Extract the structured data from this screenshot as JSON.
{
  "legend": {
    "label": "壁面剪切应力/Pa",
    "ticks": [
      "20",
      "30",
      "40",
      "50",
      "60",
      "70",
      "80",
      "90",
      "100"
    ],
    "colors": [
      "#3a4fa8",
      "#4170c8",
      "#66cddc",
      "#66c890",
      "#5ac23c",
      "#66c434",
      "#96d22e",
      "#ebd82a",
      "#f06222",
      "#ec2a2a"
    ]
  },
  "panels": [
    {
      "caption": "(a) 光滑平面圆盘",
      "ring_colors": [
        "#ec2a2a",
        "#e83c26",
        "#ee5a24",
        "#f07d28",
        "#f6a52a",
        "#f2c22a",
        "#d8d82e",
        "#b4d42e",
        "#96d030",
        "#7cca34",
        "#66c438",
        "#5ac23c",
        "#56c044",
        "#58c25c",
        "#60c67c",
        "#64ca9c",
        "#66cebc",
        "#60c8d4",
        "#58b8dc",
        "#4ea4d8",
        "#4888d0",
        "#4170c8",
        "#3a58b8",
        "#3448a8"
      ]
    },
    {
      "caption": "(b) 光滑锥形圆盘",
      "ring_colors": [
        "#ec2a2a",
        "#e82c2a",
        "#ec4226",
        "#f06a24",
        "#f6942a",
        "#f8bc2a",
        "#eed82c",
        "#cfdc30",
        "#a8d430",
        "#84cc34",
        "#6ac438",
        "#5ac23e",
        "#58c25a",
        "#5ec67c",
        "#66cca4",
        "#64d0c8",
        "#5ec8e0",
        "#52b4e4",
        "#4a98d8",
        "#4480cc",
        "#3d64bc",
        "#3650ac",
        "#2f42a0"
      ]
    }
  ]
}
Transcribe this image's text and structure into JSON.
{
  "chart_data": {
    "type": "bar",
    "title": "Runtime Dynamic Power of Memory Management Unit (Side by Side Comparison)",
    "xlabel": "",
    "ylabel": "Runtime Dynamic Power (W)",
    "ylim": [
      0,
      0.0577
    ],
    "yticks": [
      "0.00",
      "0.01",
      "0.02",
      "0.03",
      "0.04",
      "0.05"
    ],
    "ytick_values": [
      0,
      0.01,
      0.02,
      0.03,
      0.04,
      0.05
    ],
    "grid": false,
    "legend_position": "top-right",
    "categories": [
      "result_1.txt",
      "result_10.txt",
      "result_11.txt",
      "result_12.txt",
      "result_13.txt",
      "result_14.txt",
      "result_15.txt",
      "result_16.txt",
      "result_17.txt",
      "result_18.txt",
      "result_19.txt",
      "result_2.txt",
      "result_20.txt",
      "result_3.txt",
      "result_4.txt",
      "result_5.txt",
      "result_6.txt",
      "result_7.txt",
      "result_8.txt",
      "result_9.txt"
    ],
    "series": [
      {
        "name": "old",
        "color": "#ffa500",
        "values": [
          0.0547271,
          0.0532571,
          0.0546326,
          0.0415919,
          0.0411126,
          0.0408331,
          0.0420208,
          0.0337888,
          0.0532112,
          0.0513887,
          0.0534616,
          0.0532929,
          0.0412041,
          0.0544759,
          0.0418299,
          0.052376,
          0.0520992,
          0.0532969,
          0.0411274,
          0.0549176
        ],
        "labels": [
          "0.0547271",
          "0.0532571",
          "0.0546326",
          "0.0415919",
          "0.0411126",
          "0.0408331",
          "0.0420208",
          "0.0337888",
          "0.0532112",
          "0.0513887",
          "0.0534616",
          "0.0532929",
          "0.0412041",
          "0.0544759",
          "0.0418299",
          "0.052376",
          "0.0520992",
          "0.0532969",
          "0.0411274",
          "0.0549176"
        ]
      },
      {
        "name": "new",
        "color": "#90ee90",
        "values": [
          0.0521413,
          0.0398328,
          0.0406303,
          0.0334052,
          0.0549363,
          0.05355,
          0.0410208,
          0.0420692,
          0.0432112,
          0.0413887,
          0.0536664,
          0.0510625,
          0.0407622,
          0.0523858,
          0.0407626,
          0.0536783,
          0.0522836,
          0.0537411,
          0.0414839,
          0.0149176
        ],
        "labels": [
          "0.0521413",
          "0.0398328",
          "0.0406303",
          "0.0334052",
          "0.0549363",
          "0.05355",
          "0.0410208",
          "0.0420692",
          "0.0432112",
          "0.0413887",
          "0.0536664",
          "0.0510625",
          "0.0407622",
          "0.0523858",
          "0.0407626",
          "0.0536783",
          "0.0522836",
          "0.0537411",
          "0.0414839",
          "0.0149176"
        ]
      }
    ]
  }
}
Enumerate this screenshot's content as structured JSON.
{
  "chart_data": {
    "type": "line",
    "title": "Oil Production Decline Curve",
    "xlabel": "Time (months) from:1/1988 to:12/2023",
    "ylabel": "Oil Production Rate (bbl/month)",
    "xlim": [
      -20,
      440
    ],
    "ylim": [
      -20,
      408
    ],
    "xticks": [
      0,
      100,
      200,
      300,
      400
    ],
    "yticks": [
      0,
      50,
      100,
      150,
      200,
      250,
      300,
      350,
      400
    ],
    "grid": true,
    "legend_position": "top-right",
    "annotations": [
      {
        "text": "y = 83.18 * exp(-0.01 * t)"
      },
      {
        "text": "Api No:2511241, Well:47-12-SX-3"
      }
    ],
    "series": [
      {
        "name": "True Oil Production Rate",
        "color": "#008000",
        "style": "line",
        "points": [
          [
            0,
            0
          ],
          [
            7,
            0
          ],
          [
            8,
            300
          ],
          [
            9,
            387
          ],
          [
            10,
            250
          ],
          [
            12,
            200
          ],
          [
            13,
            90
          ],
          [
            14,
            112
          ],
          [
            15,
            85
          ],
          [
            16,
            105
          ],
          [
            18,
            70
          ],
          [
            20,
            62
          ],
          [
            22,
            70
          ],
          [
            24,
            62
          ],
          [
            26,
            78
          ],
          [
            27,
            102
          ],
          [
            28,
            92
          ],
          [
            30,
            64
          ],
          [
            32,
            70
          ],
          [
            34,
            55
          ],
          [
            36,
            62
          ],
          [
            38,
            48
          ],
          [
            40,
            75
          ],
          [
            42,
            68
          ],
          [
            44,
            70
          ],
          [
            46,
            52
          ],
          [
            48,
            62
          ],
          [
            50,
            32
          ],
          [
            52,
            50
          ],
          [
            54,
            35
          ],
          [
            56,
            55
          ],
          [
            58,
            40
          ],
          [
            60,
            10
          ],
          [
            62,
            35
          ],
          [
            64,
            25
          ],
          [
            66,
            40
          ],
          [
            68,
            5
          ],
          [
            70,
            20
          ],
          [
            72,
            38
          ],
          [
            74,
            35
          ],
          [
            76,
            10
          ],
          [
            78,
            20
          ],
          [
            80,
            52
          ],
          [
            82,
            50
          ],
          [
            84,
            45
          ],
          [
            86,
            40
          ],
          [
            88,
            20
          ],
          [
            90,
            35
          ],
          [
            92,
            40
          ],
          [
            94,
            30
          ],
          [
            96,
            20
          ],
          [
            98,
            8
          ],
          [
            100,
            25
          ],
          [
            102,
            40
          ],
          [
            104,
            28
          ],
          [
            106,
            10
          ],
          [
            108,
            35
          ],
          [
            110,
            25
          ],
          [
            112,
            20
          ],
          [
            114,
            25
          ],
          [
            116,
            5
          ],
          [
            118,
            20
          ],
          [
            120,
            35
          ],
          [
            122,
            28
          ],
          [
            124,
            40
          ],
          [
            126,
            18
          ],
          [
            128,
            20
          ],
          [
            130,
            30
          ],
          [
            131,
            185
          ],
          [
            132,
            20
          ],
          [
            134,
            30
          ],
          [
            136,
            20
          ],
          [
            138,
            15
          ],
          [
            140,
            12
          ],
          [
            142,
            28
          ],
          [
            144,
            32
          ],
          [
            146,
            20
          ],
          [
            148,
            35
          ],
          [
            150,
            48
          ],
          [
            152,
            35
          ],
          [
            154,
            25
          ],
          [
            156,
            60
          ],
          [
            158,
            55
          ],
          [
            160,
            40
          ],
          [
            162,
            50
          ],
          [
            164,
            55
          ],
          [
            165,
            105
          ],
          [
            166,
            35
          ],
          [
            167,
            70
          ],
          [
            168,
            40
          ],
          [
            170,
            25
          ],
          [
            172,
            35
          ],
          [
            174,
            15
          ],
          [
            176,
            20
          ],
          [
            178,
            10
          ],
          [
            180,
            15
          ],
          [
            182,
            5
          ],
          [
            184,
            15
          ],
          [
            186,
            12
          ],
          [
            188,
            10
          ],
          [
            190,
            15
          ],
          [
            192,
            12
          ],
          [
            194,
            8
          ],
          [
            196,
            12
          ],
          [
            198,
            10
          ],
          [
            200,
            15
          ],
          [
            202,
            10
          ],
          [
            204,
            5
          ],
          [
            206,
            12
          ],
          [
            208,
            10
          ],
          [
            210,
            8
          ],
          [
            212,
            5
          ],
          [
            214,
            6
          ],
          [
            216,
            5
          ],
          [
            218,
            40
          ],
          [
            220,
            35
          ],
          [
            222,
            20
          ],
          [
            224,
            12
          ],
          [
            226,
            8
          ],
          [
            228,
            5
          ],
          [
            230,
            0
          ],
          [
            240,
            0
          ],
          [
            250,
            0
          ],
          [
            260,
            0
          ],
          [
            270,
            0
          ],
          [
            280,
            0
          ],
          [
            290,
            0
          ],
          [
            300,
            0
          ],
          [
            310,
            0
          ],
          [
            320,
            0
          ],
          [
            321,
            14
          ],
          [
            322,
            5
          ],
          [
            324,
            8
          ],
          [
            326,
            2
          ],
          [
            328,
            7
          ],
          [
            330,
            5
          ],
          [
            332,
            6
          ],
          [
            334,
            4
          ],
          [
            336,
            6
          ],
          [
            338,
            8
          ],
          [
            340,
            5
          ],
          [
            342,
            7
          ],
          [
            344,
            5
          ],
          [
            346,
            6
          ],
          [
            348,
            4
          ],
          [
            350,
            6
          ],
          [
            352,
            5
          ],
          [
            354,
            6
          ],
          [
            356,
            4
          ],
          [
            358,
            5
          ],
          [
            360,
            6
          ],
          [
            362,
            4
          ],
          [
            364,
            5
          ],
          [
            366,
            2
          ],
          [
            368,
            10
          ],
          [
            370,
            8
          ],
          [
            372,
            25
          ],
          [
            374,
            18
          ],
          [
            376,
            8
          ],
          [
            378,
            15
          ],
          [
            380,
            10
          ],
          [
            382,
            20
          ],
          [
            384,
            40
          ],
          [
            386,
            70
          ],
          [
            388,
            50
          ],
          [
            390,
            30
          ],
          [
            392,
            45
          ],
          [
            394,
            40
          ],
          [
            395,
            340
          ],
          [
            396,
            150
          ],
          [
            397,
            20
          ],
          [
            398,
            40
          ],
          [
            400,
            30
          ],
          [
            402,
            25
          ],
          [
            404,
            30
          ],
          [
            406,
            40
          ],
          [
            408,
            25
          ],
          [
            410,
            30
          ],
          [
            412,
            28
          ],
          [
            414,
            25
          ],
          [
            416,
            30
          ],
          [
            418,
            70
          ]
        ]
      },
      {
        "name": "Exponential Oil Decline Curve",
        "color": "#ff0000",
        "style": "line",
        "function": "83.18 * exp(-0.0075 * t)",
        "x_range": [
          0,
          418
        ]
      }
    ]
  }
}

**Goal of the exercise**
Gather, from the listing above, every line carrying the word "Production".

**Task answer**
    "title": "Oil Production Decline Curve",
    "ylabel": "Oil Production Rate (bbl/month)",
        "name": "True Oil Production Rate",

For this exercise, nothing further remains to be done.